Records from a dataset:
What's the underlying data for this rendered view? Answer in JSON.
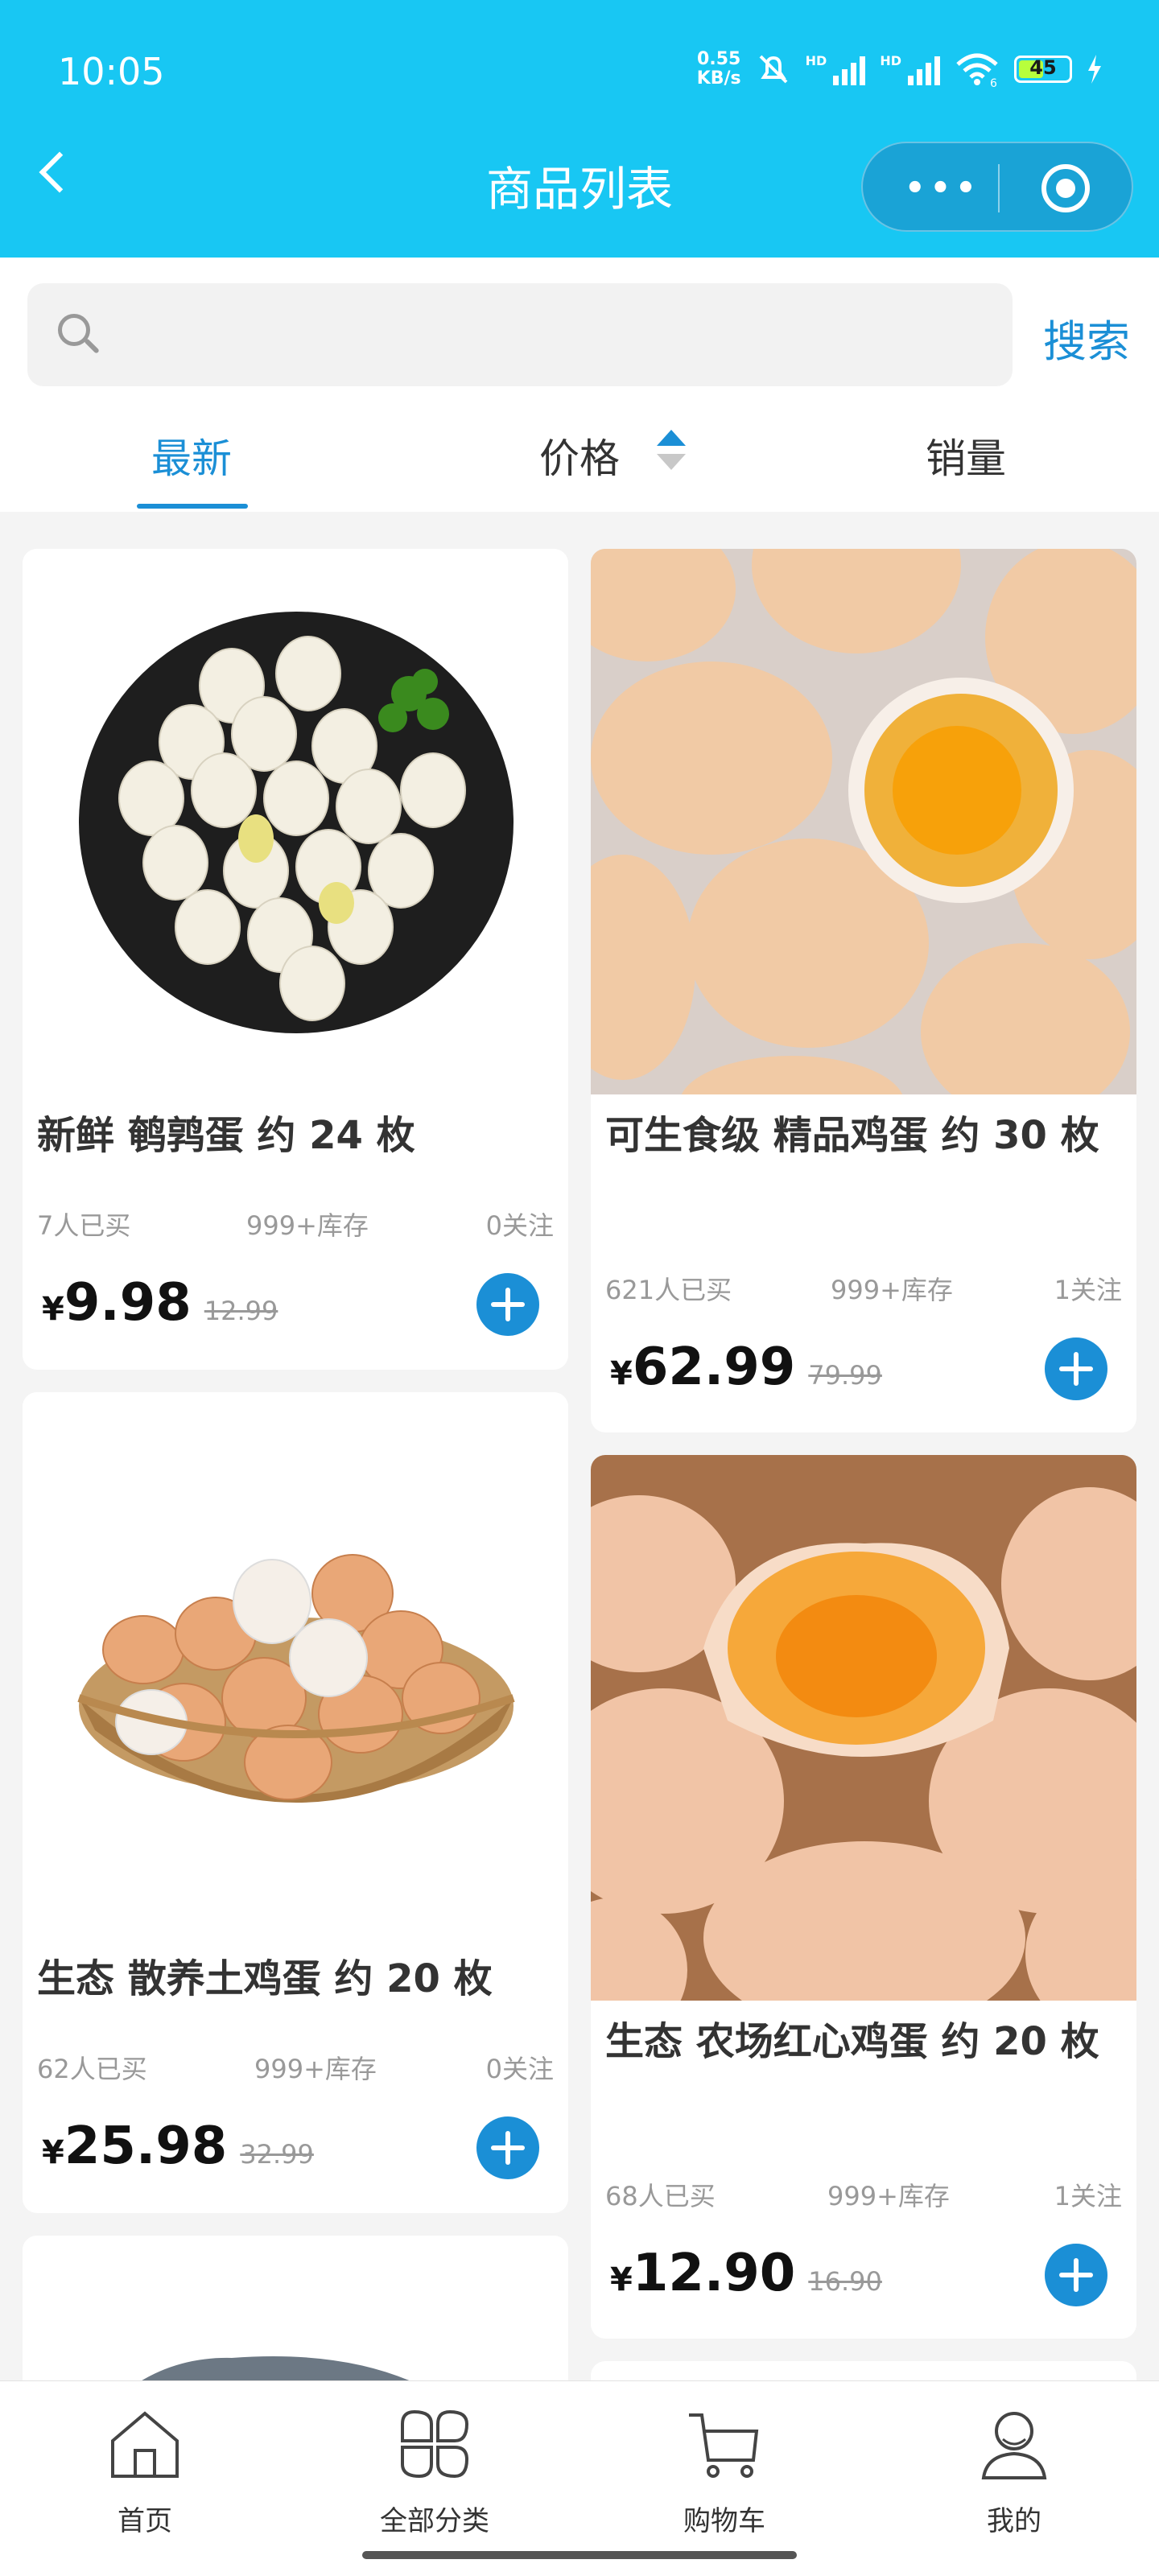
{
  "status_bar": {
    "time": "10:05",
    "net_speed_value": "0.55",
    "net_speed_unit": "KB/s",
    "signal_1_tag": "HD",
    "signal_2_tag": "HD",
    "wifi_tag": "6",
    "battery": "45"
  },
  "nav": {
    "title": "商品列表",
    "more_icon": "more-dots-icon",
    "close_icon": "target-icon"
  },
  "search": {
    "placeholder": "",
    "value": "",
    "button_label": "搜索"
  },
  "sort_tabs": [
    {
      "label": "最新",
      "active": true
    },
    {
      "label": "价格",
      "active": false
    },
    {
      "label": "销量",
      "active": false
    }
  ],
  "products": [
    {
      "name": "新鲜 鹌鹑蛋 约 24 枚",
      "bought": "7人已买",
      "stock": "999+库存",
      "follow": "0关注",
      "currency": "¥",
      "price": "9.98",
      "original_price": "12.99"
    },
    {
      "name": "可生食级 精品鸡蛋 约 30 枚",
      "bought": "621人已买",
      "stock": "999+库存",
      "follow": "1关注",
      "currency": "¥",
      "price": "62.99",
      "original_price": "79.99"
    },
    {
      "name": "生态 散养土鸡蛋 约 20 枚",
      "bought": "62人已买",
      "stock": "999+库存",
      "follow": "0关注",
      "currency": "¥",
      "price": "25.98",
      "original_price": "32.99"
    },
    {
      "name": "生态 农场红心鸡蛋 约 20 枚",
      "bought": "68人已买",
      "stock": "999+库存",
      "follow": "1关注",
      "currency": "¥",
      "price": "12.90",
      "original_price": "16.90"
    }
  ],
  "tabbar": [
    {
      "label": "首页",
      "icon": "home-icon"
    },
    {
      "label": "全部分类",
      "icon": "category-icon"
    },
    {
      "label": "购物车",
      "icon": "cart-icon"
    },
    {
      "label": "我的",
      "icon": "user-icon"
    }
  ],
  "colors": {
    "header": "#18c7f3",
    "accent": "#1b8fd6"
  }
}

**Directions:** Copy the records above exactly, leaving out every picture.

**Result of this task:**
What's the underlying data for this rendered view? Answer in JSON.
{
  "status_bar": {
    "time": "10:05",
    "net_speed_value": "0.55",
    "net_speed_unit": "KB/s",
    "signal_1_tag": "HD",
    "signal_2_tag": "HD",
    "wifi_tag": "6",
    "battery": "45"
  },
  "nav": {
    "title": "商品列表",
    "more_icon": "more-dots-icon",
    "close_icon": "target-icon"
  },
  "search": {
    "placeholder": "",
    "value": "",
    "button_label": "搜索"
  },
  "sort_tabs": [
    {
      "label": "最新",
      "active": true
    },
    {
      "label": "价格",
      "active": false
    },
    {
      "label": "销量",
      "active": false
    }
  ],
  "products": [
    {
      "name": "新鲜 鹌鹑蛋 约 24 枚",
      "bought": "7人已买",
      "stock": "999+库存",
      "follow": "0关注",
      "currency": "¥",
      "price": "9.98",
      "original_price": "12.99"
    },
    {
      "name": "可生食级 精品鸡蛋 约 30 枚",
      "bought": "621人已买",
      "stock": "999+库存",
      "follow": "1关注",
      "currency": "¥",
      "price": "62.99",
      "original_price": "79.99"
    },
    {
      "name": "生态 散养土鸡蛋 约 20 枚",
      "bought": "62人已买",
      "stock": "999+库存",
      "follow": "0关注",
      "currency": "¥",
      "price": "25.98",
      "original_price": "32.99"
    },
    {
      "name": "生态 农场红心鸡蛋 约 20 枚",
      "bought": "68人已买",
      "stock": "999+库存",
      "follow": "1关注",
      "currency": "¥",
      "price": "12.90",
      "original_price": "16.90"
    }
  ],
  "tabbar": [
    {
      "label": "首页",
      "icon": "home-icon"
    },
    {
      "label": "全部分类",
      "icon": "category-icon"
    },
    {
      "label": "购物车",
      "icon": "cart-icon"
    },
    {
      "label": "我的",
      "icon": "user-icon"
    }
  ],
  "colors": {
    "header": "#18c7f3",
    "accent": "#1b8fd6"
  }
}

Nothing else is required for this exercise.